§ WHAT IS ASKED: Exactly reproduce the lines that follow.

-------- DATASET EXCERPTS

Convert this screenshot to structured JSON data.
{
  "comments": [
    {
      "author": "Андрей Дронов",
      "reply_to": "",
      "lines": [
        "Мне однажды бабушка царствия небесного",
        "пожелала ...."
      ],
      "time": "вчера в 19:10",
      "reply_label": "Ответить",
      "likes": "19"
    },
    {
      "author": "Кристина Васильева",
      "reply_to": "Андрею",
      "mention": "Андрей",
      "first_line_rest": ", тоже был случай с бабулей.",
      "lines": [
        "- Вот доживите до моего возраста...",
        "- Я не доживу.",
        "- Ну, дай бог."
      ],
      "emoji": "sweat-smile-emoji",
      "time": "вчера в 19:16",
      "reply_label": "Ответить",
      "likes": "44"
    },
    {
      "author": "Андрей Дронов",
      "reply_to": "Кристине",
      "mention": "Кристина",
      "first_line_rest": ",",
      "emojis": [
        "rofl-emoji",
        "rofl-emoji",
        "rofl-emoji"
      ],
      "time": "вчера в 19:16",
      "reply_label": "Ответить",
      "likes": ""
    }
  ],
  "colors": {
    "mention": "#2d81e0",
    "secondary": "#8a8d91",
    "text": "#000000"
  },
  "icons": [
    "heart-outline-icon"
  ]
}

----------------

§ CORRECT RESULT:
Convert this screenshot to structured JSON data.
{
  "comments": [
    {
      "author": "Андрей Дронов",
      "reply_to": "",
      "lines": [
        "Мне однажды бабушка царствия небесного",
        "пожелала ...."
      ],
      "time": "вчера в 19:10",
      "reply_label": "Ответить",
      "likes": "19"
    },
    {
      "author": "Кристина Васильева",
      "reply_to": "Андрею",
      "mention": "Андрей",
      "first_line_rest": ", тоже был случай с бабулей.",
      "lines": [
        "- Вот доживите до моего возраста...",
        "- Я не доживу.",
        "- Ну, дай бог."
      ],
      "emoji": "sweat-smile-emoji",
      "time": "вчера в 19:16",
      "reply_label": "Ответить",
      "likes": "44"
    },
    {
      "author": "Андрей Дронов",
      "reply_to": "Кристине",
      "mention": "Кристина",
      "first_line_rest": ",",
      "emojis": [
        "rofl-emoji",
        "rofl-emoji",
        "rofl-emoji"
      ],
      "time": "вчера в 19:16",
      "reply_label": "Ответить",
      "likes": ""
    }
  ],
  "colors": {
    "mention": "#2d81e0",
    "secondary": "#8a8d91",
    "text": "#000000"
  },
  "icons": [
    "heart-outline-icon"
  ]
}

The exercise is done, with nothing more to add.